• _Aim_: Your answer is a single number: the count of lines that contain the string "Mile".

• _Provided information_:
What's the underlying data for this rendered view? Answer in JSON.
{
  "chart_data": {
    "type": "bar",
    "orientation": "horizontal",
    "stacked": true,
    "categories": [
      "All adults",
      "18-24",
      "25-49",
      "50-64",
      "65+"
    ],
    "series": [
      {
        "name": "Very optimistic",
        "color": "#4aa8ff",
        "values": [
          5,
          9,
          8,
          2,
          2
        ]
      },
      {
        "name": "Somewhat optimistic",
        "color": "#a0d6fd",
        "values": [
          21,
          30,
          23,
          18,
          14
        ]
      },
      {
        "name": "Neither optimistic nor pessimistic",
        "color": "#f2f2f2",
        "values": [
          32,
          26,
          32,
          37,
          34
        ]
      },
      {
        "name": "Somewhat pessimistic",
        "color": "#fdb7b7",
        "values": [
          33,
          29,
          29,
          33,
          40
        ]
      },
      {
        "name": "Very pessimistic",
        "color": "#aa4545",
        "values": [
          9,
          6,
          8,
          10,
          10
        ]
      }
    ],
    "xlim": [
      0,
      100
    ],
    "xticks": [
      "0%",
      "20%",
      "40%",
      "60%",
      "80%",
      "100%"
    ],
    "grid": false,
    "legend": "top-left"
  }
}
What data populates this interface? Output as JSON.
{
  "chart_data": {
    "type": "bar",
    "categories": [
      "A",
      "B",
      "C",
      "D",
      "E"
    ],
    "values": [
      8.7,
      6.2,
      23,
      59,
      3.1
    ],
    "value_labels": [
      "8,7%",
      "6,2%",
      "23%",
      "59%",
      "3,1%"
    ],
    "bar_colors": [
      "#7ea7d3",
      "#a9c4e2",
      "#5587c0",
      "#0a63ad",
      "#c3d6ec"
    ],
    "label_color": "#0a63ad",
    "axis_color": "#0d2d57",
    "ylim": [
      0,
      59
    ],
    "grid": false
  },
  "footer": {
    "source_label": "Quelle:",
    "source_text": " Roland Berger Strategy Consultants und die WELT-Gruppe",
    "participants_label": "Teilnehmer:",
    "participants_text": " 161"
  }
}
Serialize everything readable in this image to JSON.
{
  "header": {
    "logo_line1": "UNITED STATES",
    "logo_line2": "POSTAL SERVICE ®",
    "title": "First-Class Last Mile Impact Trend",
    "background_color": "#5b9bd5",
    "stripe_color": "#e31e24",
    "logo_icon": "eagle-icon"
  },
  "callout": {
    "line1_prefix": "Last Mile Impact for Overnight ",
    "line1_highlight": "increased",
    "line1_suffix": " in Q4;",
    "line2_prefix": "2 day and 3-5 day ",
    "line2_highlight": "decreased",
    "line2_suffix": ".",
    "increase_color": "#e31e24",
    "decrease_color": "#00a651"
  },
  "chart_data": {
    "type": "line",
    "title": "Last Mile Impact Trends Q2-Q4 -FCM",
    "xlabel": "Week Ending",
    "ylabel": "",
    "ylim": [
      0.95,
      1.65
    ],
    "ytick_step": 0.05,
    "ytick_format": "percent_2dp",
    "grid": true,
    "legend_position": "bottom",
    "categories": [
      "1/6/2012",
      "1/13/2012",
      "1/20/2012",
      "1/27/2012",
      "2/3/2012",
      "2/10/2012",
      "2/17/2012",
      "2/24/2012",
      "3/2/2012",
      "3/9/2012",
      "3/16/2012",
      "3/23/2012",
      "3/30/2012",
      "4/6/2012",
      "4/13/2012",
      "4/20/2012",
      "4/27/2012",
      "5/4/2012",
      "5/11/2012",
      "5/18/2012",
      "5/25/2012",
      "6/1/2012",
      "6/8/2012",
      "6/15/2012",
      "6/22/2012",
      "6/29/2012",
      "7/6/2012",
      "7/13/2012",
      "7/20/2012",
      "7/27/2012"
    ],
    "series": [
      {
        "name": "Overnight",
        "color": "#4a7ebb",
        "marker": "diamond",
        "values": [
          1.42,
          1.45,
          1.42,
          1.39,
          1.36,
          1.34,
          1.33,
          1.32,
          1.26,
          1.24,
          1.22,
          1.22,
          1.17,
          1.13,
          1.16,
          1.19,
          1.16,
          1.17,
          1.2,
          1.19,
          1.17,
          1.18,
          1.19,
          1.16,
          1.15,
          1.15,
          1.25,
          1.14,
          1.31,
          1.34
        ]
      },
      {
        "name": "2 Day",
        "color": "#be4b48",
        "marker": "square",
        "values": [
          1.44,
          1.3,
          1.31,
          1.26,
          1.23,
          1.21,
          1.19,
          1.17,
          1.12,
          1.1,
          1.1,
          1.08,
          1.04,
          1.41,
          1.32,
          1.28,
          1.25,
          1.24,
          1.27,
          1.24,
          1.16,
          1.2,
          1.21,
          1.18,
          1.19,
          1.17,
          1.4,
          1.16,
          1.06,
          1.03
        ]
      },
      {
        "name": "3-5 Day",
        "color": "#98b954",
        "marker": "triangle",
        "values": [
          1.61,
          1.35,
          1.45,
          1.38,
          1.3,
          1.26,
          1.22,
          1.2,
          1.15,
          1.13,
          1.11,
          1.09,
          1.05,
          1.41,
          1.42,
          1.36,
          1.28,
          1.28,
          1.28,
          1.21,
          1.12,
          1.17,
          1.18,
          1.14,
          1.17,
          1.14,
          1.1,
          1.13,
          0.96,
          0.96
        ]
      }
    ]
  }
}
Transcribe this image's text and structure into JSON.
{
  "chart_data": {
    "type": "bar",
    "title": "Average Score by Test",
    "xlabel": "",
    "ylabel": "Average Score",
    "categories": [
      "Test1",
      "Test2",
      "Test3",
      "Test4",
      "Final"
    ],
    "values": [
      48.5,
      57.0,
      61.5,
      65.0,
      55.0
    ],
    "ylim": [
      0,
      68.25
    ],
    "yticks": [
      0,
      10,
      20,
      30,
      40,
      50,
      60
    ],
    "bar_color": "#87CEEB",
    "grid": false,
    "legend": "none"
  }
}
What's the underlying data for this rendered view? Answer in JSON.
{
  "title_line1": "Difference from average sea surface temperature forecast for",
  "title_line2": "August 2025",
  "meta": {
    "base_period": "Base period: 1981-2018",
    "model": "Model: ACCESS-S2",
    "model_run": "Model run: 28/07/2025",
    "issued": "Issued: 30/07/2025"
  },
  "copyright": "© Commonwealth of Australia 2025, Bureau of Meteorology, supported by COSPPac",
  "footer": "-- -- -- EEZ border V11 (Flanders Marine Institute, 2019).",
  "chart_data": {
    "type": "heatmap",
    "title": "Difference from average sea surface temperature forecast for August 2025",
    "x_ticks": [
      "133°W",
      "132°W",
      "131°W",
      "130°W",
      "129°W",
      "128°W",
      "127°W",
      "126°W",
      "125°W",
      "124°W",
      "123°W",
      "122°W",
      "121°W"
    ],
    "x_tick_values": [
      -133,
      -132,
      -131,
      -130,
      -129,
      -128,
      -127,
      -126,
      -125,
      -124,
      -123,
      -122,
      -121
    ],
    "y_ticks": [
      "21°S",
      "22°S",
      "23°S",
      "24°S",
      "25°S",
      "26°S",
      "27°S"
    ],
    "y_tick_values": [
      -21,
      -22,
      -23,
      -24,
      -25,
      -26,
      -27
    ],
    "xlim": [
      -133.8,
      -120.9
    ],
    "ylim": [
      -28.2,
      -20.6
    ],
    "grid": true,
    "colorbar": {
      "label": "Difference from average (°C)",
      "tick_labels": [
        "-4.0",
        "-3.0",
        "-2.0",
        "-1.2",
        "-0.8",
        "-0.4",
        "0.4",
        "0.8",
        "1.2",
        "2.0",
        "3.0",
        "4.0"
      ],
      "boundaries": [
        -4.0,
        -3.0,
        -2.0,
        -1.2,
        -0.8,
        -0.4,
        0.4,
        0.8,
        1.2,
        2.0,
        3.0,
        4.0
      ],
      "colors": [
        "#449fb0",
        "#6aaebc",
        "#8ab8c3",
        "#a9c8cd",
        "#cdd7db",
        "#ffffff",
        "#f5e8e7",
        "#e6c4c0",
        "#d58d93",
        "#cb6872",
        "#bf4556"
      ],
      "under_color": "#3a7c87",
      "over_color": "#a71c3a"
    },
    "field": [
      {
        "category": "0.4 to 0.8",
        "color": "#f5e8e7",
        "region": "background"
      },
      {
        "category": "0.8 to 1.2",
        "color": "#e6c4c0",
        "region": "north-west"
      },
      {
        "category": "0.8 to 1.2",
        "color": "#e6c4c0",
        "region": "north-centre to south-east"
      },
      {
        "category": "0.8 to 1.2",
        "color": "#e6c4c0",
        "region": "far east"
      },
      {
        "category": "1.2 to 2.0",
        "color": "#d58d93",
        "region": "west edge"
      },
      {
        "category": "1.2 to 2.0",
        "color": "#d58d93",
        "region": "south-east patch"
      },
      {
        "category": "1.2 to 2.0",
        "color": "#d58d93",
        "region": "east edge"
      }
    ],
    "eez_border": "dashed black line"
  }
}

• _Response to this exercise_: 3